» To do:
Without the images, write out all of the following entries exactly.

* BEGIN *

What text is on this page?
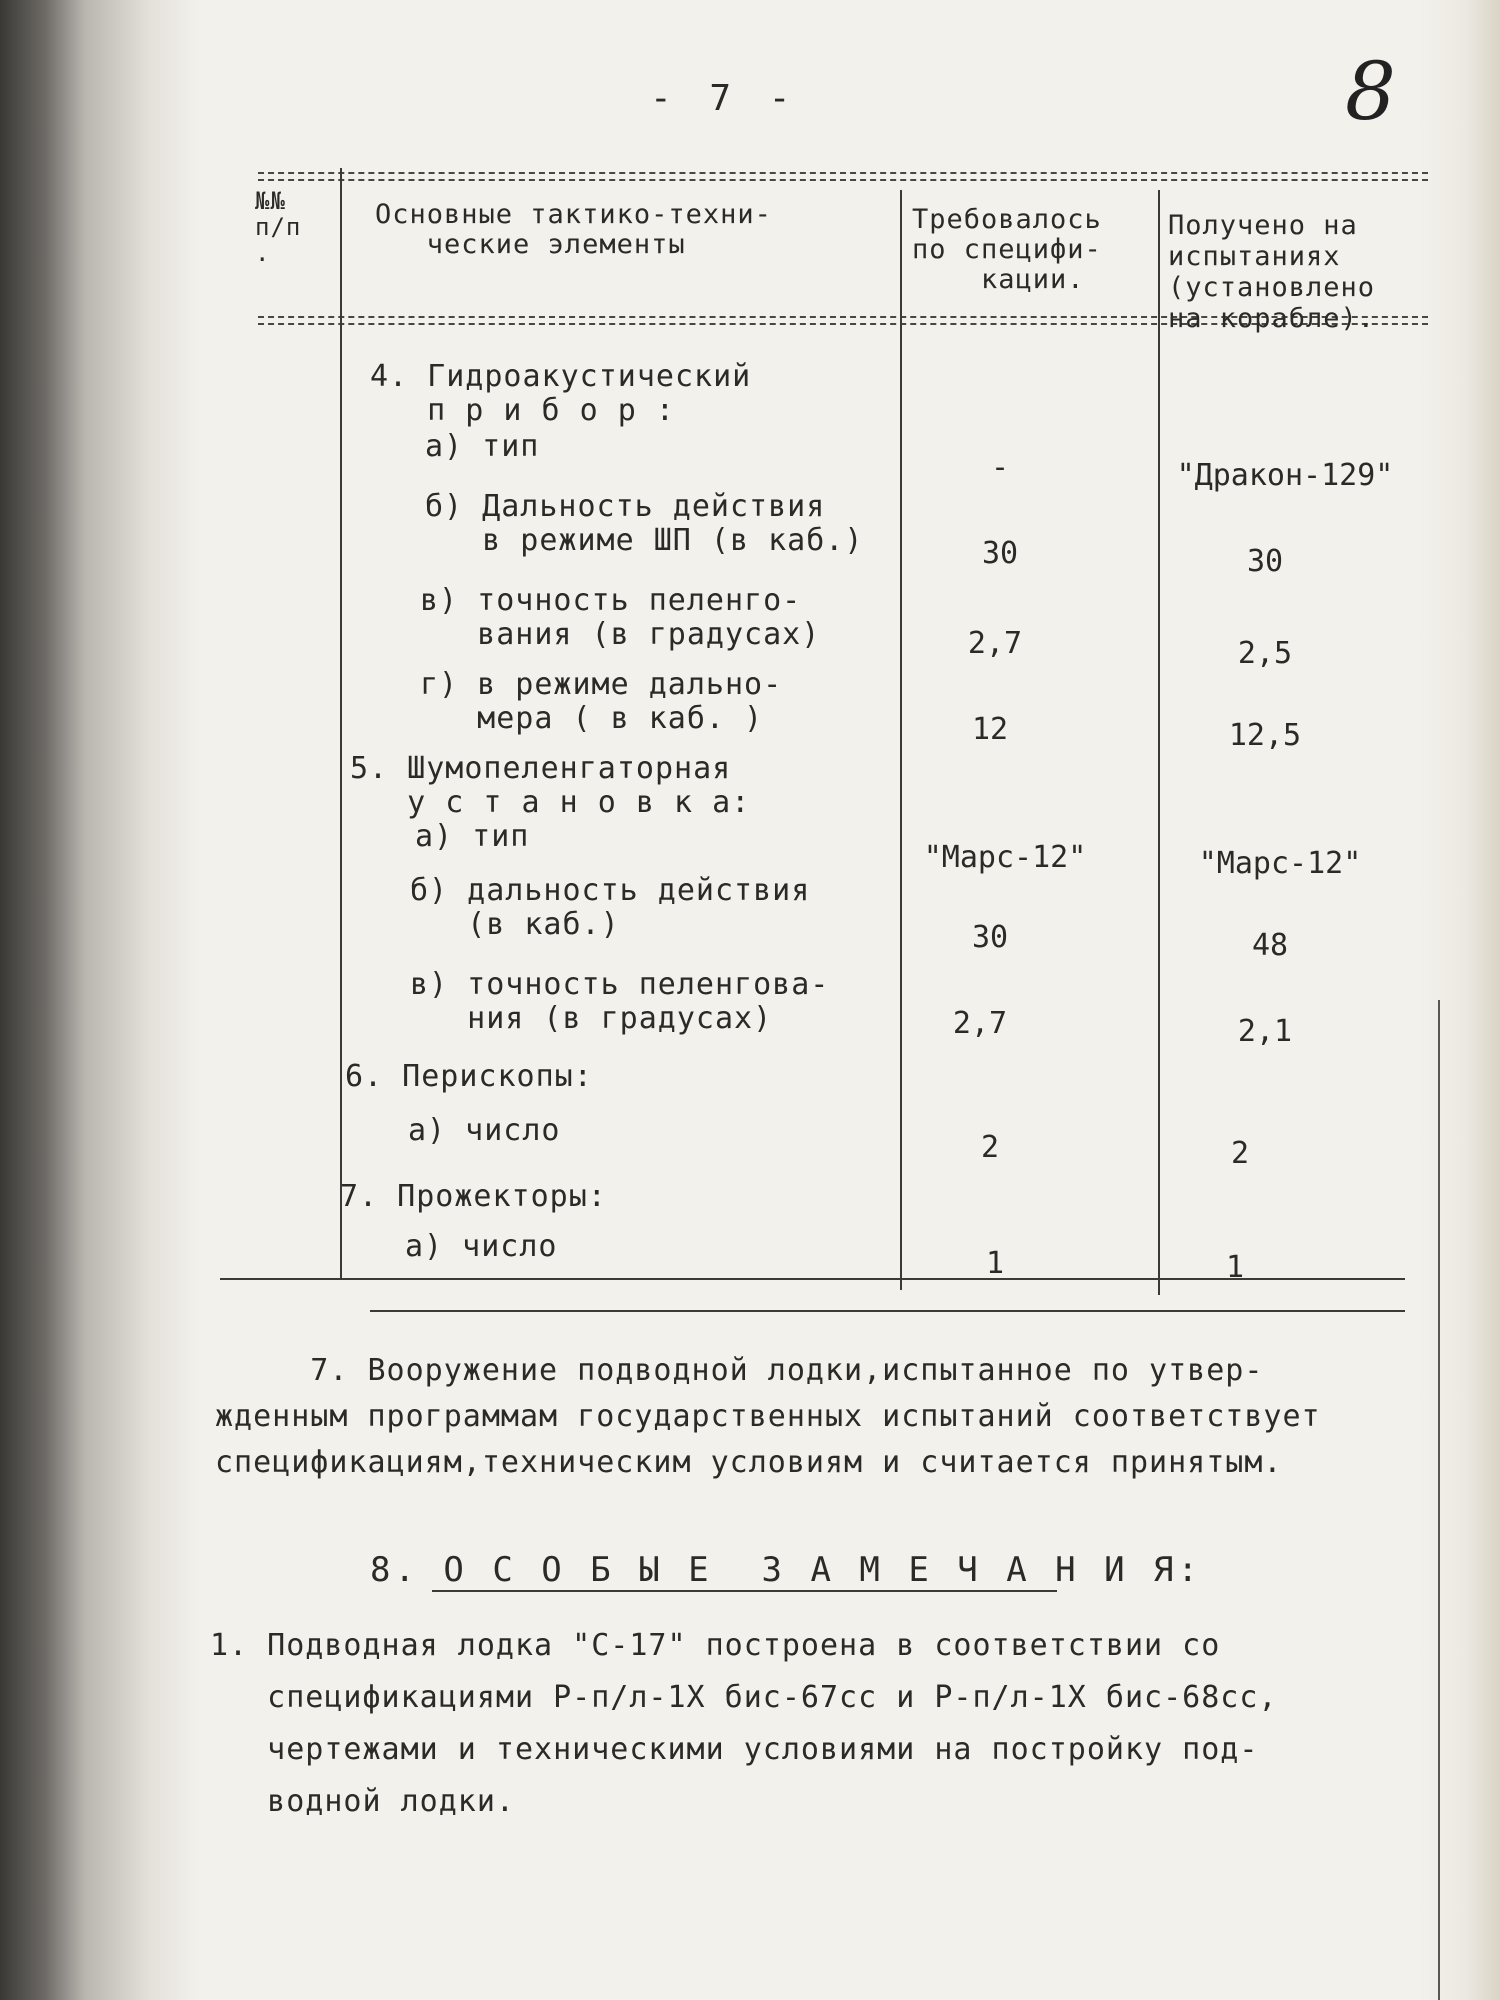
- 7 -	8
№№
п/п
.
Основные тактико-техни-
ческие элементы
Требовалось
по специфи-
кации.
Получено на
испытаниях
(установлено
на корабле).
4. Гидроакустический
п р и б о р :
а) тип
б) Дальность действия
в режиме ШП (в каб.)
в) точность пеленго-
вания (в градусах)
г) в режиме дально-
мера ( в каб. )
5. Шумопеленгаторная
у с т а н о в к а:
а) тип
б) дальность действия
(в каб.)
в) точность пеленгова-
ния (в градусах)
6. Перископы:
а) число
7. Прожекторы:
а) число
-
30
2,7
12
"Марс-12"
30
2,7
2
1
"Дракон-129"
30
2,5
12,5
"Марс-12"
48
2,1
2
1
7. Вооружение подводной лодки,испытанное по утвер-
жденным программам государственных испытаний соответствует
спецификациям,техническим условиям и считается принятым.
8. О С О Б Ы Е  З А М Е Ч А Н И Я:
1. Подводная лодка "С-17" построена в соответствии со
спецификациями Р-п/л-1Х бис-67сс и Р-п/л-1Х бис-68сс,
чертежами и техническими условиями на постройку под-
водной лодки.
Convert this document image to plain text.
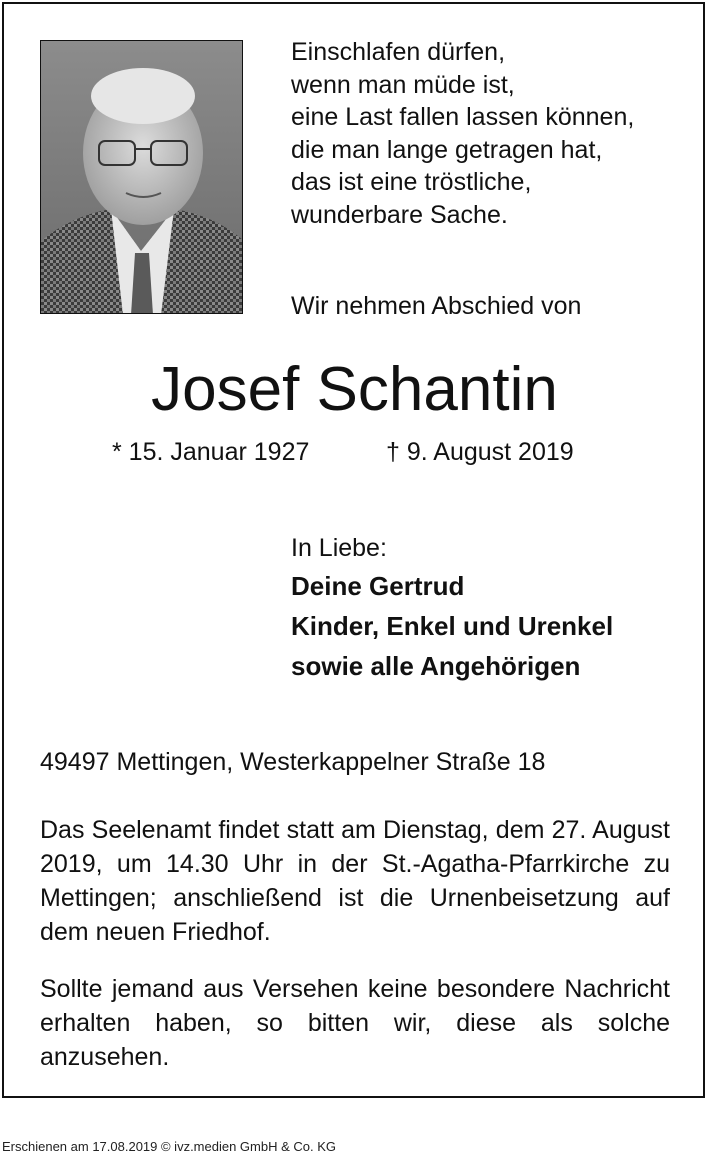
Einschlafen dürfen,
wenn man müde ist,
eine Last fallen lassen können,
die man lange getragen hat,
das ist eine tröstliche,
wunderbare Sache.
Wir nehmen Abschied von
Josef Schantin
* 15. Januar 1927	† 9. August 2019
In Liebe:
Deine Gertrud
Kinder, Enkel und Urenkel
sowie alle Angehörigen
49497 Mettingen, Westerkappelner Straße 18
Das Seelenamt findet statt am Dienstag, dem 27. August 2019, um 14.30 Uhr in der St.-Agatha-Pfarrkirche zu Mettingen; anschließend ist die Urnenbeisetzung auf dem neuen Friedhof.
Sollte jemand aus Versehen keine besondere Nachricht erhalten haben, so bitten wir, diese als solche anzusehen.
Erschienen am 17.08.2019 © ivz.medien GmbH & Co. KG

* END *

» Exercise output:
What text is on this page?
- 7 -	8
№№
п/п
.
Основные тактико-техни-
ческие элементы
Требовалось
по специфи-
кации.
Получено на
испытаниях
(установлено
на корабле).
4. Гидроакустический
п р и б о р :
а) тип
б) Дальность действия
в режиме ШП (в каб.)
в) точность пеленго-
вания (в градусах)
г) в режиме дально-
мера ( в каб. )
5. Шумопеленгаторная
у с т а н о в к а:
а) тип
б) дальность действия
(в каб.)
в) точность пеленгова-
ния (в градусах)
6. Перископы:
а) число
7. Прожекторы:
а) число
-
30
2,7
12
"Марс-12"
30
2,7
2
1
"Дракон-129"
30
2,5
12,5
"Марс-12"
48
2,1
2
1
7. Вооружение подводной лодки,испытанное по утвер-
жденным программам государственных испытаний соответствует
спецификациям,техническим условиям и считается принятым.
8. О С О Б Ы Е  З А М Е Ч А Н И Я:
1. Подводная лодка "С-17" построена в соответствии со
спецификациями Р-п/л-1Х бис-67сс и Р-п/л-1Х бис-68сс,
чертежами и техническими условиями на постройку под-
водной лодки.
Convert this document image to plain text.
Einschlafen dürfen,
wenn man müde ist,
eine Last fallen lassen können,
die man lange getragen hat,
das ist eine tröstliche,
wunderbare Sache.
Wir nehmen Abschied von
Josef Schantin
* 15. Januar 1927	† 9. August 2019
In Liebe:
Deine Gertrud
Kinder, Enkel und Urenkel
sowie alle Angehörigen
49497 Mettingen, Westerkappelner Straße 18
Das Seelenamt findet statt am Dienstag, dem 27. August 2019, um 14.30 Uhr in der St.-Agatha-Pfarrkirche zu Mettingen; anschließend ist die Urnenbeisetzung auf dem neuen Friedhof.
Sollte jemand aus Versehen keine besondere Nachricht erhalten haben, so bitten wir, diese als solche anzusehen.
Erschienen am 17.08.2019 © ivz.medien GmbH & Co. KG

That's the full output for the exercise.